[Extracted information]
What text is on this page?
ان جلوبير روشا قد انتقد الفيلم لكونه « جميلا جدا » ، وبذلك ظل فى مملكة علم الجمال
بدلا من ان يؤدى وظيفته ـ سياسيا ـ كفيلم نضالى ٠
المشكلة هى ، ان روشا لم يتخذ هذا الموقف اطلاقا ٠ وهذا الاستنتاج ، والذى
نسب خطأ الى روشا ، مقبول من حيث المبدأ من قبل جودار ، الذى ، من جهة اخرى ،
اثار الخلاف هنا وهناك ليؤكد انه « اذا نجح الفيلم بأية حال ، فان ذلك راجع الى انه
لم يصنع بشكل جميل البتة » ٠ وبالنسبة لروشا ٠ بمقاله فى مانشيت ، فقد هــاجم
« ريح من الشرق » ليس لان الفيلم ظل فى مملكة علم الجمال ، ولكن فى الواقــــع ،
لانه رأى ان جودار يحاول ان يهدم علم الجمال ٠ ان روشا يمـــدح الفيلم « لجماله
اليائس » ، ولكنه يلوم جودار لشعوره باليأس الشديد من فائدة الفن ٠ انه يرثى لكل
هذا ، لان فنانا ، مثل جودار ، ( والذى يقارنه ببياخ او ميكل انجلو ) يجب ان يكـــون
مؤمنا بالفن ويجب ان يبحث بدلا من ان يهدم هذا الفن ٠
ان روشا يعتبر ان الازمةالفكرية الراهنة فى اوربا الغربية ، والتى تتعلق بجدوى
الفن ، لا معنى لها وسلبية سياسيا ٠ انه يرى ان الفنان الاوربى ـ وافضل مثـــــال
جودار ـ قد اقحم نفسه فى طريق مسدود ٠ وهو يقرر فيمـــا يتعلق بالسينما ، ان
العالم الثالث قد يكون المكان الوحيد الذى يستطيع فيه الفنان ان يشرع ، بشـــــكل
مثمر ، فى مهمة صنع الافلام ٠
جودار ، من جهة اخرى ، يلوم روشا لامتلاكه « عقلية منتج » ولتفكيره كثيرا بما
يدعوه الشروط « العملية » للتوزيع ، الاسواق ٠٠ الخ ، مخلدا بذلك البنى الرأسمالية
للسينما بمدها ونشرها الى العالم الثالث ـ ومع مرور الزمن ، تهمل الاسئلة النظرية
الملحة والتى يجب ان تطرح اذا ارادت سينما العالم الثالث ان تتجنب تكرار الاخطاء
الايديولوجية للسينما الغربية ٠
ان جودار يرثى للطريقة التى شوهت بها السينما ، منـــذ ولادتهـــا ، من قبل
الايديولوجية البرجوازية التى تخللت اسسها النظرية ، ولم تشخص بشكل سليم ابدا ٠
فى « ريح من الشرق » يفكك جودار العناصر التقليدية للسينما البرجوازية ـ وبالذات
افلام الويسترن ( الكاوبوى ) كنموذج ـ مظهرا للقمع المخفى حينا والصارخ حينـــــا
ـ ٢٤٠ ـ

[Exercise description] Copy every record exactly, with nothing added or dropped.

[Expected answer]
What text is on this page?
ان جلوبير روشا قد انتقد الفيلم لكونه « جميلا جدا » ، وبذلك ظل فى مملكة علم الجمال
بدلا من ان يؤدى وظيفته ـ سياسيا ـ كفيلم نضالى ٠
المشكلة هى ، ان روشا لم يتخذ هذا الموقف اطلاقا ٠ وهذا الاستنتاج ، والذى
نسب خطأ الى روشا ، مقبول من حيث المبدأ من قبل جودار ، الذى ، من جهة اخرى ،
اثار الخلاف هنا وهناك ليؤكد انه « اذا نجح الفيلم بأية حال ، فان ذلك راجع الى انه
لم يصنع بشكل جميل البتة » ٠ وبالنسبة لروشا ٠ بمقاله فى مانشيت ، فقد هــاجم
« ريح من الشرق » ليس لان الفيلم ظل فى مملكة علم الجمال ، ولكن فى الواقــــع ،
لانه رأى ان جودار يحاول ان يهدم علم الجمال ٠ ان روشا يمـــدح الفيلم « لجماله
اليائس » ، ولكنه يلوم جودار لشعوره باليأس الشديد من فائدة الفن ٠ انه يرثى لكل
هذا ، لان فنانا ، مثل جودار ، ( والذى يقارنه ببياخ او ميكل انجلو ) يجب ان يكـــون
مؤمنا بالفن ويجب ان يبحث بدلا من ان يهدم هذا الفن ٠
ان روشا يعتبر ان الازمةالفكرية الراهنة فى اوربا الغربية ، والتى تتعلق بجدوى
الفن ، لا معنى لها وسلبية سياسيا ٠ انه يرى ان الفنان الاوربى ـ وافضل مثـــــال
جودار ـ قد اقحم نفسه فى طريق مسدود ٠ وهو يقرر فيمـــا يتعلق بالسينما ، ان
العالم الثالث قد يكون المكان الوحيد الذى يستطيع فيه الفنان ان يشرع ، بشـــــكل
مثمر ، فى مهمة صنع الافلام ٠
جودار ، من جهة اخرى ، يلوم روشا لامتلاكه « عقلية منتج » ولتفكيره كثيرا بما
يدعوه الشروط « العملية » للتوزيع ، الاسواق ٠٠ الخ ، مخلدا بذلك البنى الرأسمالية
للسينما بمدها ونشرها الى العالم الثالث ـ ومع مرور الزمن ، تهمل الاسئلة النظرية
الملحة والتى يجب ان تطرح اذا ارادت سينما العالم الثالث ان تتجنب تكرار الاخطاء
الايديولوجية للسينما الغربية ٠
ان جودار يرثى للطريقة التى شوهت بها السينما ، منـــذ ولادتهـــا ، من قبل
الايديولوجية البرجوازية التى تخللت اسسها النظرية ، ولم تشخص بشكل سليم ابدا ٠
فى « ريح من الشرق » يفكك جودار العناصر التقليدية للسينما البرجوازية ـ وبالذات
افلام الويسترن ( الكاوبوى ) كنموذج ـ مظهرا للقمع المخفى حينا والصارخ حينـــــا
ـ ٢٤٠ ـ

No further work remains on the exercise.